ZUR AUFGABE >> Führen Sie den unten stehenden Text zum sozialen Wohnungsbau in Berlin im Anschluss an seinen letzten Satz weiter.

AUSGANGSTEXT >>
Die Vertrauensleute der Volksinitiativen sagen, dass zwar viel gebaut wurde, das sagen Sie selbst, aber 95 Prozent des privatwirtschaftlichen Wohnungsbaus für große Teile der Berliner unerschwinglich sind. Inzwischen gibt es Neubauwohnungen, die in der Erstvermietung jenseits von 20 Euro pro Quadratmeter liegen und dabei keine Luxuswohnungen in Charlottenburg oder am Wannsee sind, sondern ganz normale Standardwohnungen über Supermärkten in der Innenstadt, an verlärmten Straßen und Bahntrassen sind. Über 20 Euro werden verlangt. Also einfach nur bauen, bauen, bauen, löst das soziale Wohnungsproblem nicht.

Die Sprecher und Sprecherinnen der Initiative beklagen selbst die anhaltende Abnahme des Bestandes an Sozialwohnungen. Die Gründe und Zusammenhänge für diese Entwicklung kennen vielleicht nicht alle Unterzeichner, die Initiatoren aber bestimmt. Es ist ein systemisches Ergebnis einer Fördersystematik mit entgrenzten Herstellungskosten, einem aberwitzigen Förderaufwand und nur befristeten Bindungen. Das hat uns in diese Situation geführt. Deshalb ist es verwunderlich, dass unter dem Titel „Neue Wege für Berlin“ der alte Weg wieder vorgeschlagen wird, ein Weg der in die Sackgasse und Berlin in diese beklagenswerte Lage geführt hat.

BEREITGESTELLTES MATERIAL >>
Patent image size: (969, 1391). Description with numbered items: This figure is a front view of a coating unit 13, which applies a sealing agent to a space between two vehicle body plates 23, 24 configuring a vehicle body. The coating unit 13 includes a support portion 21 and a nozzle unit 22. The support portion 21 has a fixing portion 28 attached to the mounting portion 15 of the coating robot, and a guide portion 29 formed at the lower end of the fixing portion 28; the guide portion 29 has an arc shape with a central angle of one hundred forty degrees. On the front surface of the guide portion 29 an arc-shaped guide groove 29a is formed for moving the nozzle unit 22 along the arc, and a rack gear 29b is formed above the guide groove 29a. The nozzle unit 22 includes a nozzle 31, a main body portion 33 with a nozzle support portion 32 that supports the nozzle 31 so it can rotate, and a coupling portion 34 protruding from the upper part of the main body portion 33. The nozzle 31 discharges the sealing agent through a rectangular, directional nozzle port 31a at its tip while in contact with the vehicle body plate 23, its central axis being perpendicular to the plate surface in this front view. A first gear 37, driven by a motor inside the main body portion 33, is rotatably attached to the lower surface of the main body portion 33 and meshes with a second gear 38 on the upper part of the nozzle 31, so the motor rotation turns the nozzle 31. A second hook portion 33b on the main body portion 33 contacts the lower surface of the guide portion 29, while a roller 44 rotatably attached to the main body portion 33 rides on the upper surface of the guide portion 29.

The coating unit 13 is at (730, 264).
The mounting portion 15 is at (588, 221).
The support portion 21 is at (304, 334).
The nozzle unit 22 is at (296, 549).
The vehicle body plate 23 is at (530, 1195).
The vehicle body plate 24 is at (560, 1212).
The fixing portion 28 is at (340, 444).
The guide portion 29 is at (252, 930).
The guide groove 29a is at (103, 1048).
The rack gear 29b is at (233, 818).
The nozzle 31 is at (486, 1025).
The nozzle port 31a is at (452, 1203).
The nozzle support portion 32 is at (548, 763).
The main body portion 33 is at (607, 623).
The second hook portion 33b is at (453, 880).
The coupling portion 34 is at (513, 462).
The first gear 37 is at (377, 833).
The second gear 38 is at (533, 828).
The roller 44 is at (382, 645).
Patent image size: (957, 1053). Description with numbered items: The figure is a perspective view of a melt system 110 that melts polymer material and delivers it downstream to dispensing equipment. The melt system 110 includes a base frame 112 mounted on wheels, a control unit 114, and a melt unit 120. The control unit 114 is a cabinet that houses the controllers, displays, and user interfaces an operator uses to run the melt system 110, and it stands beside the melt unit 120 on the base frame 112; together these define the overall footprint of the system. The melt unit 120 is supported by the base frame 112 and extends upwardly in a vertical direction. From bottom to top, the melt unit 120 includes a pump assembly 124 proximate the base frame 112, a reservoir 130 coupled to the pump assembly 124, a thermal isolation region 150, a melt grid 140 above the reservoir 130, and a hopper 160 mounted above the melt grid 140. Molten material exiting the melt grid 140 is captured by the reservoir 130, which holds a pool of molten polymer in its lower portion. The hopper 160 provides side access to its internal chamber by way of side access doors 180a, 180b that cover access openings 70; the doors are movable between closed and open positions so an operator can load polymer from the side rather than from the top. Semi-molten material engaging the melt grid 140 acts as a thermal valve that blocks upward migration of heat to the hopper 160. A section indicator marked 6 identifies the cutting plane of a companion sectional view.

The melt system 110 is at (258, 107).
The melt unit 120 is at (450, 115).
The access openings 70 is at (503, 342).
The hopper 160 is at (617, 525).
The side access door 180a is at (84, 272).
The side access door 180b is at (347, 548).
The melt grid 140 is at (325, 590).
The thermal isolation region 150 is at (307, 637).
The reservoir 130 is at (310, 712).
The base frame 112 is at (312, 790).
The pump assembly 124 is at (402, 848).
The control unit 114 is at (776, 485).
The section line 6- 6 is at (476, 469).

ERGEBNIS DER AUFGABE >>
Es sind Milliarden Euro in den alten sozialen Wohnungsbau geflossen, aber die Sozialmieten sind von der Zielgruppe nicht mehr bezahlbar, und die Sozialbindungen laufen jedes Jahr in Größenordnungen aus. Ein Zurück auf diesen Holzweg kann es nicht geben. Eine Vertrauensperson der Volksinitiative, Peter Kurth, war damals Finanzstaatssekretär und Finanzsenator, als die schwarz-rote Regierung aus dem Sozialwohnungsbau ausgestiegen ist. Er kennt das wohnungswirtschaftliche und haushalterische Desaster des alten Berliner Sozialwohnungsbaus eigentlich viel zu gut, um dieses Revival zu fordern. Ich habe überhaupt nicht verstanden, wie er auf diese Frage in der Anhörung reagiert hat.

Staatliche Wohnungsbauprogramme, Herr Evers, mit großem Mittelaufwand, Bauen im Akkord, ist keine kluge und nachhaltige kommunale Wohnungspolitik. Viel hilft halt nicht immer viel. Das ist nicht nur in der Medizin so, sondern auch beim Wohnungsbau. Wenn die sozialen Eigenschaften dann befristet sind, wird es gänzlich absurd. Wenn Milliarden investiert werden, ohne dass ein dauerhafter sozialer Wohnungsbaubestand herauskommt, ist es keine sinnvolle Politik und absurd.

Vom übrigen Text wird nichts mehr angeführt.